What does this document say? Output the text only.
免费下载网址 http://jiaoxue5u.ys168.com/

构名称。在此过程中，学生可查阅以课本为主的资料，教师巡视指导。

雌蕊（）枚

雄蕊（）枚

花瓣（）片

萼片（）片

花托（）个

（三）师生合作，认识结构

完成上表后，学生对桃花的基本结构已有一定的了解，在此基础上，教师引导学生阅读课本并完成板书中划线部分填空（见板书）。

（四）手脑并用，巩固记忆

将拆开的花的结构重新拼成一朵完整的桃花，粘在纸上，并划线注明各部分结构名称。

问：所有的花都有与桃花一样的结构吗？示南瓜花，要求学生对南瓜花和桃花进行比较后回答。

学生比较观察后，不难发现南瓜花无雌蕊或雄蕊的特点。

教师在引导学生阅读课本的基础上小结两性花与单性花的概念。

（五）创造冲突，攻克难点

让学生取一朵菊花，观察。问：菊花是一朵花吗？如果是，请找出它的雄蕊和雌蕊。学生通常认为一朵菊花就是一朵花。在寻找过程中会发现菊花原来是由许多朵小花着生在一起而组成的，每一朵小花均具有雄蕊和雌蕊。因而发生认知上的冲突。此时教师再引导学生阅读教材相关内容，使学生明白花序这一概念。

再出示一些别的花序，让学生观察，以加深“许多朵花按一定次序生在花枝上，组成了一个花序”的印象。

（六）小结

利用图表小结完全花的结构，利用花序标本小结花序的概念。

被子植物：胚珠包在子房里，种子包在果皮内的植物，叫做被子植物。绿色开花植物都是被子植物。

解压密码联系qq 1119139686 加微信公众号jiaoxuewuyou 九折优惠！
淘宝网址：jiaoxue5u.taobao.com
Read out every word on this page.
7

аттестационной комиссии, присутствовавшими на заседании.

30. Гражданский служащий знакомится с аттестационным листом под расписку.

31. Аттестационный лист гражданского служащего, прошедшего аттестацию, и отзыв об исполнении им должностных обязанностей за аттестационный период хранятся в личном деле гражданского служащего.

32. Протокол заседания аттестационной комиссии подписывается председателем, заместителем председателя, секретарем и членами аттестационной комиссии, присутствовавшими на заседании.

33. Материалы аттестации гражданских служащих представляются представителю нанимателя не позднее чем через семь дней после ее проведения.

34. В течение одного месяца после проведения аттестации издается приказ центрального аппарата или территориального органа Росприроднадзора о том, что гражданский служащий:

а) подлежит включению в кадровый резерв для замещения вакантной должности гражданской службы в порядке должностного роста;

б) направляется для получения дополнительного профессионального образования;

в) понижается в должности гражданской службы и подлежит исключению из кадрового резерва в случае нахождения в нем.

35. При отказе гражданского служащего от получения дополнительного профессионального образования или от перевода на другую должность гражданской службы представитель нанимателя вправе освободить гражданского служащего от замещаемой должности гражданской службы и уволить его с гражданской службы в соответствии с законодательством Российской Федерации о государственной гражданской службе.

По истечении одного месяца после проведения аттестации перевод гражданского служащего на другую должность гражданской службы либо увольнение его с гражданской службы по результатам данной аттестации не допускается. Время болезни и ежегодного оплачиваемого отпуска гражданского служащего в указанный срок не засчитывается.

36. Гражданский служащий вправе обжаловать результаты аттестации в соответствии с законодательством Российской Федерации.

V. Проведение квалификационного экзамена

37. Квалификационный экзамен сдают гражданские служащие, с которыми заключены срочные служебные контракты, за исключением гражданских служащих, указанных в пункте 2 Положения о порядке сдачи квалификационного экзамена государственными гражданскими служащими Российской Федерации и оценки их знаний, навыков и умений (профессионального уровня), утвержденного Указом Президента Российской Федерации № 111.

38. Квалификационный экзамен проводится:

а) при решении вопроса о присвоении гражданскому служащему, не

# # # # #

| REQUEST |
Using the listing, collect all lines in which the string "Квалификационный" is found.

| FULL RESPONSE |
37. Квалификационный экзамен сдают гражданские служащие, с которыми заключены срочные служебные контракты, за исключением гражданских служащих, указанных в пункте 2 Положения о порядке сдачи квалификационного экзамена государственными гражданскими служащими Российской Федерации и оценки их знаний, навыков и умений (профессионального уровня), утвержденного Указом Президента Российской Федерации № 111.
38. Квалификационный экзамен проводится:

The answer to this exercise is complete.